▶ [Records for the task]
--- begin ---
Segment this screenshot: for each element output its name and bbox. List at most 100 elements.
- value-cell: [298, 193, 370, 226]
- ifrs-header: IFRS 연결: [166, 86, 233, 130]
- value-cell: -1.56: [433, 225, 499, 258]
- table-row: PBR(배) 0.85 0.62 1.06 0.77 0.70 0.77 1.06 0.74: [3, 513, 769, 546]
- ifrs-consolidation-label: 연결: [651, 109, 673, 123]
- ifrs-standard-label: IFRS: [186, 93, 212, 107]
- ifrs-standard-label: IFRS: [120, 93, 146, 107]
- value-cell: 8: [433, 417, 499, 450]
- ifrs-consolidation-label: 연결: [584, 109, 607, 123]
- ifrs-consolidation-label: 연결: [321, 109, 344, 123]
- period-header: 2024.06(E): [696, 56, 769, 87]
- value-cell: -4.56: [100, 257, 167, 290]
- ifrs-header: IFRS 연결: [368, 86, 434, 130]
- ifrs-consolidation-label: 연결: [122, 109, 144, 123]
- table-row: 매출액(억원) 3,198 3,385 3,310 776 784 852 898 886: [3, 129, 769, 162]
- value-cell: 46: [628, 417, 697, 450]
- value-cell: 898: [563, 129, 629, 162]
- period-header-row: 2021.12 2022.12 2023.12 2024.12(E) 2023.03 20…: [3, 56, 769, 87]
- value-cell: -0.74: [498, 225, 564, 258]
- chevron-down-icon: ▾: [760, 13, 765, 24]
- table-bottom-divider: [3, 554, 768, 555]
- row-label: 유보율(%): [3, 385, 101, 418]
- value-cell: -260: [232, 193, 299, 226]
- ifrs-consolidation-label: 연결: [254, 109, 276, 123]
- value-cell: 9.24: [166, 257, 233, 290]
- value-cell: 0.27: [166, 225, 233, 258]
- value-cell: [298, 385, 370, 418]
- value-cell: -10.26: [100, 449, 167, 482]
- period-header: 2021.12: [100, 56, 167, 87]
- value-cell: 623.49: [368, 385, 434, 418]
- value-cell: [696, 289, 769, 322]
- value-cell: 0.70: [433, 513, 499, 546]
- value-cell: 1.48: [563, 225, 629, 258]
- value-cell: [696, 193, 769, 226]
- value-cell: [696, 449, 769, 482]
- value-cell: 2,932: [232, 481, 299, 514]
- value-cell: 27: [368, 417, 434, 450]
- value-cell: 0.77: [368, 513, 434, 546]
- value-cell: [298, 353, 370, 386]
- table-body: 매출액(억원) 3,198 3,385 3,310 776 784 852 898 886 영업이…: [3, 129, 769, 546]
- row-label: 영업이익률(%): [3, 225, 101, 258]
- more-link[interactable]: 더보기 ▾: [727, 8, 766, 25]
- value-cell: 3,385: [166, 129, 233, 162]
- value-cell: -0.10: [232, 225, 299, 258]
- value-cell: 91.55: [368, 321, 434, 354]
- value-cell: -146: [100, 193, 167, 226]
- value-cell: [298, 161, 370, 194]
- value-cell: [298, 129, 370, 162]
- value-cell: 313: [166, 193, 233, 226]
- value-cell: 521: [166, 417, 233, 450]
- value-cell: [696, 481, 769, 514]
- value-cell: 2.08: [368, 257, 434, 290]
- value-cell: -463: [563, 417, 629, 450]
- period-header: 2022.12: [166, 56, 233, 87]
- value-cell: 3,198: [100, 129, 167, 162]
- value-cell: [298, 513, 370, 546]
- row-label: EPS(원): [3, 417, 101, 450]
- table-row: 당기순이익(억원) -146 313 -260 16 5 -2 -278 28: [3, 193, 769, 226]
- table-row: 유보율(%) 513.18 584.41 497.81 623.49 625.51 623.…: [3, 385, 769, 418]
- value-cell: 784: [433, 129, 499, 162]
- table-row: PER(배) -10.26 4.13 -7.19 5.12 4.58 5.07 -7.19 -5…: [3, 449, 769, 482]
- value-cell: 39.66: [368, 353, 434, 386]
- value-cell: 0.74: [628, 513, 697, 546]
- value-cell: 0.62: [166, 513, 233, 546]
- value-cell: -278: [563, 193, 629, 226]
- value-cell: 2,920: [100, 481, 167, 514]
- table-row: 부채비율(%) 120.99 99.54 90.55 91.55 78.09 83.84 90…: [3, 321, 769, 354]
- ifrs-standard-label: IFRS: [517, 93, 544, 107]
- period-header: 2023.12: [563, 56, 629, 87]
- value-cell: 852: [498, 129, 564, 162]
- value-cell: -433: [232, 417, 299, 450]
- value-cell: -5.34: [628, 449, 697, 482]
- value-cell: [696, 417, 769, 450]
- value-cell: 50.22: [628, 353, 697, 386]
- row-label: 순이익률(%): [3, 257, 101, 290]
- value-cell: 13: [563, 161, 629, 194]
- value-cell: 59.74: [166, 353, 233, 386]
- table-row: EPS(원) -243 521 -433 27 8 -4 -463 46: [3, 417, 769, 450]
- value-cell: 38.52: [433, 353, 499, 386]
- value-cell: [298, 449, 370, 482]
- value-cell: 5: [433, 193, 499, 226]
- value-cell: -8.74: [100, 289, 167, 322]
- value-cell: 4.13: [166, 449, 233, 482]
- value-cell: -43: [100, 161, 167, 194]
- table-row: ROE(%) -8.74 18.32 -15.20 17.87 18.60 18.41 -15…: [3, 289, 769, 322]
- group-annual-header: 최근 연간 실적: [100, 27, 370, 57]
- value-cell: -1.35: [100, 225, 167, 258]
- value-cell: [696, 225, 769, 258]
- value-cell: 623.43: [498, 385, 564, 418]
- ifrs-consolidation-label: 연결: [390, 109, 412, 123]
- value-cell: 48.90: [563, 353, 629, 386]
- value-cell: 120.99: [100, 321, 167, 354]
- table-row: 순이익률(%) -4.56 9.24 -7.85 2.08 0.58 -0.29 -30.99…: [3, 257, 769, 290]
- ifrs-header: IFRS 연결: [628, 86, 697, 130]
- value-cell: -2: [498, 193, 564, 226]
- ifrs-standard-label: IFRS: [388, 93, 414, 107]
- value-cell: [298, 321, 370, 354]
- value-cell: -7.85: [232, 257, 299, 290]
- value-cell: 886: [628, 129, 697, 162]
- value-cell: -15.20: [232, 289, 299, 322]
--- end ---
▶ [Problem] Please output all of the records above again, line for line, with nothing changed.

▶ [Response to this task]
Segment this screenshot: for each element output its name and bbox. List at most 100 elements.
- value-cell: [298, 193, 370, 226]
- ifrs-header: IFRS 연결: [166, 86, 233, 130]
- value-cell: -1.56: [433, 225, 499, 258]
- table-row: PBR(배) 0.85 0.62 1.06 0.77 0.70 0.77 1.06 0.74: [3, 513, 769, 546]
- ifrs-consolidation-label: 연결: [651, 109, 673, 123]
- ifrs-standard-label: IFRS: [186, 93, 212, 107]
- ifrs-standard-label: IFRS: [120, 93, 146, 107]
- value-cell: 8: [433, 417, 499, 450]
- ifrs-consolidation-label: 연결: [584, 109, 607, 123]
- ifrs-consolidation-label: 연결: [321, 109, 344, 123]
- period-header: 2024.06(E): [696, 56, 769, 87]
- value-cell: -4.56: [100, 257, 167, 290]
- ifrs-header: IFRS 연결: [368, 86, 434, 130]
- ifrs-consolidation-label: 연결: [122, 109, 144, 123]
- table-row: 매출액(억원) 3,198 3,385 3,310 776 784 852 898 886: [3, 129, 769, 162]
- value-cell: 46: [628, 417, 697, 450]
- value-cell: 898: [563, 129, 629, 162]
- period-header-row: 2021.12 2022.12 2023.12 2024.12(E) 2023.03 20…: [3, 56, 769, 87]
- value-cell: -0.74: [498, 225, 564, 258]
- chevron-down-icon: ▾: [760, 13, 765, 24]
- table-bottom-divider: [3, 554, 768, 555]
- row-label: 유보율(%): [3, 385, 101, 418]
- value-cell: -260: [232, 193, 299, 226]
- ifrs-consolidation-label: 연결: [254, 109, 276, 123]
- value-cell: 9.24: [166, 257, 233, 290]
- value-cell: 0.27: [166, 225, 233, 258]
- value-cell: [298, 385, 370, 418]
- value-cell: -10.26: [100, 449, 167, 482]
- period-header: 2021.12: [100, 56, 167, 87]
- value-cell: 623.49: [368, 385, 434, 418]
- value-cell: [696, 289, 769, 322]
- value-cell: 0.70: [433, 513, 499, 546]
- value-cell: 1.48: [563, 225, 629, 258]
- value-cell: [696, 193, 769, 226]
- value-cell: [696, 449, 769, 482]
- value-cell: 2,932: [232, 481, 299, 514]
- value-cell: 27: [368, 417, 434, 450]
- value-cell: 0.77: [368, 513, 434, 546]
- value-cell: [298, 353, 370, 386]
- table-body: 매출액(억원) 3,198 3,385 3,310 776 784 852 898 886 영업이…: [3, 129, 769, 546]
- row-label: 영업이익률(%): [3, 225, 101, 258]
- more-link[interactable]: 더보기 ▾: [727, 8, 766, 25]
- value-cell: 3,385: [166, 129, 233, 162]
- value-cell: -0.10: [232, 225, 299, 258]
- value-cell: 91.55: [368, 321, 434, 354]
- value-cell: -146: [100, 193, 167, 226]
- value-cell: [298, 161, 370, 194]
- value-cell: [298, 129, 370, 162]
- value-cell: 313: [166, 193, 233, 226]
- value-cell: 521: [166, 417, 233, 450]
- value-cell: [696, 481, 769, 514]
- value-cell: 2.08: [368, 257, 434, 290]
- value-cell: -463: [563, 417, 629, 450]
- period-header: 2022.12: [166, 56, 233, 87]
- value-cell: 3,198: [100, 129, 167, 162]
- value-cell: [298, 513, 370, 546]
- row-label: EPS(원): [3, 417, 101, 450]
- table-row: 당기순이익(억원) -146 313 -260 16 5 -2 -278 28: [3, 193, 769, 226]
- table-row: 유보율(%) 513.18 584.41 497.81 623.49 625.51 623.…: [3, 385, 769, 418]
- value-cell: 784: [433, 129, 499, 162]
- table-row: PER(배) -10.26 4.13 -7.19 5.12 4.58 5.07 -7.19 -5…: [3, 449, 769, 482]
- value-cell: 39.66: [368, 353, 434, 386]
- value-cell: 0.74: [628, 513, 697, 546]
- value-cell: 0.62: [166, 513, 233, 546]
- value-cell: -278: [563, 193, 629, 226]
- value-cell: 2,920: [100, 481, 167, 514]
- table-row: 부채비율(%) 120.99 99.54 90.55 91.55 78.09 83.84 90…: [3, 321, 769, 354]
- ifrs-standard-label: IFRS: [517, 93, 544, 107]
- period-header: 2023.12: [563, 56, 629, 87]
- value-cell: 852: [498, 129, 564, 162]
- value-cell: -433: [232, 417, 299, 450]
- value-cell: -5.34: [628, 449, 697, 482]
- value-cell: [696, 417, 769, 450]
- value-cell: 50.22: [628, 353, 697, 386]
- row-label: 순이익률(%): [3, 257, 101, 290]
- value-cell: 13: [563, 161, 629, 194]
- value-cell: 59.74: [166, 353, 233, 386]
- table-row: EPS(원) -243 521 -433 27 8 -4 -463 46: [3, 417, 769, 450]
- value-cell: 38.52: [433, 353, 499, 386]
- value-cell: [298, 449, 370, 482]
- value-cell: 5: [433, 193, 499, 226]
- value-cell: -8.74: [100, 289, 167, 322]
- value-cell: 4.13: [166, 449, 233, 482]
- value-cell: -43: [100, 161, 167, 194]
- table-row: ROE(%) -8.74 18.32 -15.20 17.87 18.60 18.41 -15…: [3, 289, 769, 322]
- group-annual-header: 최근 연간 실적: [100, 27, 370, 57]
- value-cell: -1.35: [100, 225, 167, 258]
- value-cell: [696, 225, 769, 258]
- value-cell: 623.43: [498, 385, 564, 418]
- ifrs-consolidation-label: 연결: [390, 109, 412, 123]
- value-cell: 48.90: [563, 353, 629, 386]
- value-cell: 120.99: [100, 321, 167, 354]
- table-row: 순이익률(%) -4.56 9.24 -7.85 2.08 0.58 -0.29 -30.99…: [3, 257, 769, 290]
- ifrs-header: IFRS 연결: [628, 86, 697, 130]
- value-cell: -2: [498, 193, 564, 226]
- ifrs-standard-label: IFRS: [388, 93, 414, 107]
- value-cell: [298, 321, 370, 354]
- value-cell: -7.85: [232, 257, 299, 290]
- value-cell: 886: [628, 129, 697, 162]
- value-cell: -15.20: [232, 289, 299, 322]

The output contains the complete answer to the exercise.